Jedoch nur so lange, bis sich der Staatspräsident auf seine Seite schlug. Nicolas Sarkozy lud Le Monde-Chefredaktor Eric Fottorino ins Elysée vor und legte ihm dar, warum Perdriel der beste Kandidat sei. Offenbar drohte er Fottorino sogar mit dem Rückzug einer kleinen Beteiligung durch die staatliche Depositenkasse.

Fottorino, der sich eher durch eine feine Feder als breite Schultern auszeichnet, habe das Elysée "groggy" verlassen, meinten Augenzeugen.

Andernorts gab es wütende Redaktionen: Es gehe nicht an, dass sich die Regierung in die Belange einer Zeitung einmische, lautete der Tenor in den französischen Medien und vor allem bei den Le Monde-Journalisten: Am vergangenen Freitag stimmten sie aus lauter Trotz für das Angebot des Bankers Matthieu Pigasse und des Internet-Entrepreneurs Xavier Niel, sowie von Pierre Berge, Lebenspartner des verstorbenenModeschöpfers Yves Saint-Laurent. Am gestrigen Montag stimmte auch der Aufsichtsrat zu.

Dabei wollte Sarkozy Bergé, Pigasse und Niel unbedingt verhindern. Diese unterhalten nämlich enge Beziehungen zu Dominique Strauss-Kahn, der als sozialistischer Kandidat für die Präsidentenwahl 2012 gehandelt wird. Die Redaktion von Le Monde ist nun jedoch aufgebrachter denn je gegen Sarkozy und wird keinen Anlass mehr sehen, ihre politische Nähe zu Strauss-Kahn zu verbergen.
━━━━━━━━
**Aufgabe**
Was sagt der Text über Le Monde oben dazu?
(a) Wen lud Nicolas Sarkozy ins Elysée vor?
(b) Wann stimmte der Aufsichtsrat zu?
(c) Zu wem unterhalten Bergé, Pigasse und Niel enge Beziehungen?

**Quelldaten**
━━━━━━━━
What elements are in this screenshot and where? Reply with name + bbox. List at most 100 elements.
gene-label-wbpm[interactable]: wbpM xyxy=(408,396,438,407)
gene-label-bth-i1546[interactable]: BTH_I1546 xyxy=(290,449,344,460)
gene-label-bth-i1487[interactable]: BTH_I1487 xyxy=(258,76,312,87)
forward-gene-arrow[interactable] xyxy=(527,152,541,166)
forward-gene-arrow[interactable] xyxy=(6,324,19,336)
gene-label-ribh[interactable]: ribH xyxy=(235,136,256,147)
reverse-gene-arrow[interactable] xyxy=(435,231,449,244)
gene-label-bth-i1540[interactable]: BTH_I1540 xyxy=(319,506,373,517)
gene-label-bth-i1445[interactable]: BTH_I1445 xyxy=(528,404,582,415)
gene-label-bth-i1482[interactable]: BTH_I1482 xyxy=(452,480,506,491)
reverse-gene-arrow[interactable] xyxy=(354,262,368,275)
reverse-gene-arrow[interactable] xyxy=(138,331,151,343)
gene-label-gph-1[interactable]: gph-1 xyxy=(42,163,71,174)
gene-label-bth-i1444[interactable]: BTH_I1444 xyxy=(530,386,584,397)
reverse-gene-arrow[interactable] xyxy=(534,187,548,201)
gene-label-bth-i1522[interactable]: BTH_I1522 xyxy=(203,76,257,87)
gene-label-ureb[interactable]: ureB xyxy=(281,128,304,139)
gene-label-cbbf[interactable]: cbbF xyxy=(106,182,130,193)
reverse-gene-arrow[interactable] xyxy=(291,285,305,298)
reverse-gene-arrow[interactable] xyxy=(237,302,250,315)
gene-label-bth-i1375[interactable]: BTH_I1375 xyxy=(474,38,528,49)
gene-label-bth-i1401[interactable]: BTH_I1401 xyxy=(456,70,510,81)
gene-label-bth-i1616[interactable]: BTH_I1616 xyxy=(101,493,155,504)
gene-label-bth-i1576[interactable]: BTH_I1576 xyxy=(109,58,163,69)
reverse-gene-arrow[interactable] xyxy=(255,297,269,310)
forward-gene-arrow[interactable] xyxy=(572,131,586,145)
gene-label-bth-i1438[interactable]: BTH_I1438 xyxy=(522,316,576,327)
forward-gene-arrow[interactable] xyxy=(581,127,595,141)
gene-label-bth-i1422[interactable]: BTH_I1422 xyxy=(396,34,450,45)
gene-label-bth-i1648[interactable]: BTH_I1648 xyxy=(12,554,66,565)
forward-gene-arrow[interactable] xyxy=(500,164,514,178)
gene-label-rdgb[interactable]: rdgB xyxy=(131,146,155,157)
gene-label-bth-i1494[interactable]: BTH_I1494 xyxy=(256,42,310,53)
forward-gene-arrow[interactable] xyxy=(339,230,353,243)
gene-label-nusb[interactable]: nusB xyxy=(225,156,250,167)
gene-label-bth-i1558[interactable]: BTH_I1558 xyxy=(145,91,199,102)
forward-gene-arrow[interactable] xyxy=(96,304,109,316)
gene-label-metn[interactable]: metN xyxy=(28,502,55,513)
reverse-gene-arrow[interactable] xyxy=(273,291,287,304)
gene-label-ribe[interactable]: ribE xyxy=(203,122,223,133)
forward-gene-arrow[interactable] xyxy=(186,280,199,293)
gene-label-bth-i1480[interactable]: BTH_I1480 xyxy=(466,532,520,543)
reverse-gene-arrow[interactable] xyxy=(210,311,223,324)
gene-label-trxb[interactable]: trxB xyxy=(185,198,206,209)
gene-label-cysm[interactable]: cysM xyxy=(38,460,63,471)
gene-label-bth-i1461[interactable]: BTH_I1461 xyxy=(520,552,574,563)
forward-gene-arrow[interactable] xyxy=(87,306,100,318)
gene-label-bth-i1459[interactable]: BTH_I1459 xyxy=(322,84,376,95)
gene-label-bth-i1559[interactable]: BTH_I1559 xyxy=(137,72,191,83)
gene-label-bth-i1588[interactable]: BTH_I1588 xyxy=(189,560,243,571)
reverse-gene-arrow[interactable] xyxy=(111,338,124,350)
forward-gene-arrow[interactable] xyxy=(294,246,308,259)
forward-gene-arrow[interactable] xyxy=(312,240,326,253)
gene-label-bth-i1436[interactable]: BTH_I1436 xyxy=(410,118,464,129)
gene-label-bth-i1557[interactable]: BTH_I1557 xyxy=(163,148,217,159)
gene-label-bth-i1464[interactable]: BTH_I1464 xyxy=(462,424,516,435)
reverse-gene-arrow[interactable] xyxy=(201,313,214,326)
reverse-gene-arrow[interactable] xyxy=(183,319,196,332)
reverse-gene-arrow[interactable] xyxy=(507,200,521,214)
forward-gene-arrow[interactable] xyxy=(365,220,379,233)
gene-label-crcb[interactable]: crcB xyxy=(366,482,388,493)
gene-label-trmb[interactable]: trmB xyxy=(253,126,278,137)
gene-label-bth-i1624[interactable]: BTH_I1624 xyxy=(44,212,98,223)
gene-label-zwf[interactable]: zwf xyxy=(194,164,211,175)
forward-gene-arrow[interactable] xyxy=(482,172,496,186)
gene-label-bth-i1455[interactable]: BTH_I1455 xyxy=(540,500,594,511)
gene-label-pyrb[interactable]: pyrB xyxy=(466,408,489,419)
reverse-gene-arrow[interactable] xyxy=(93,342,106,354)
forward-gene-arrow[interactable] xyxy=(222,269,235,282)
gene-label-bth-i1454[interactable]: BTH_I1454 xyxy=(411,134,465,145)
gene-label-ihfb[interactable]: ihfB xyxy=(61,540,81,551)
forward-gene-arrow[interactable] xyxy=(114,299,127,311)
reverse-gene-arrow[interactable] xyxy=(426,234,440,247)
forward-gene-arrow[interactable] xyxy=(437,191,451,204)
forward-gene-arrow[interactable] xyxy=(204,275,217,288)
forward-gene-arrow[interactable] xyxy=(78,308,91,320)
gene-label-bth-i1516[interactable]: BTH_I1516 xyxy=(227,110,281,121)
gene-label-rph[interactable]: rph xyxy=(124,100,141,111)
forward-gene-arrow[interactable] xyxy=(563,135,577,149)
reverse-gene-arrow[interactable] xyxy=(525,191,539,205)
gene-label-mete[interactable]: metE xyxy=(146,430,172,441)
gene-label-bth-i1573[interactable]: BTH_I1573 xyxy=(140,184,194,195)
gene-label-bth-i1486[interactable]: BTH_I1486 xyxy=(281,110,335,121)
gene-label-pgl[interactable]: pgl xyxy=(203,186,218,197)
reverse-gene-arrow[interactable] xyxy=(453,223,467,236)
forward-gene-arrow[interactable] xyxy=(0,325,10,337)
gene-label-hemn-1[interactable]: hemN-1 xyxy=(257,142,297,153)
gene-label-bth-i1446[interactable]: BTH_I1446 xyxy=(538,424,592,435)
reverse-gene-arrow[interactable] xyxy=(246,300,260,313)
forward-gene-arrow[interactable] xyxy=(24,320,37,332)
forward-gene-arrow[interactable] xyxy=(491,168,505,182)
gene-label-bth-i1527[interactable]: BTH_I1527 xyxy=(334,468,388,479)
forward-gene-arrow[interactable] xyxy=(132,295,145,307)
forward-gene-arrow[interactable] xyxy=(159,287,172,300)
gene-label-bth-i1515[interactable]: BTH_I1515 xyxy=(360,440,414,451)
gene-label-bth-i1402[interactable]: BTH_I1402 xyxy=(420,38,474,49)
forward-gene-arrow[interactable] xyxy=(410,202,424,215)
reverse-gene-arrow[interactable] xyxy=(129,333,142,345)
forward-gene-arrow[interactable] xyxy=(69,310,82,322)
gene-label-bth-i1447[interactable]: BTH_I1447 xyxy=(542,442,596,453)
━━━━━━━━
**Erwartete Ausgabe**
(a) Eric Fottorino, den Chefredaktor von Le Monde
(b) Am gestrigen Montag
(c) Zu Dominique Strauss-Kahn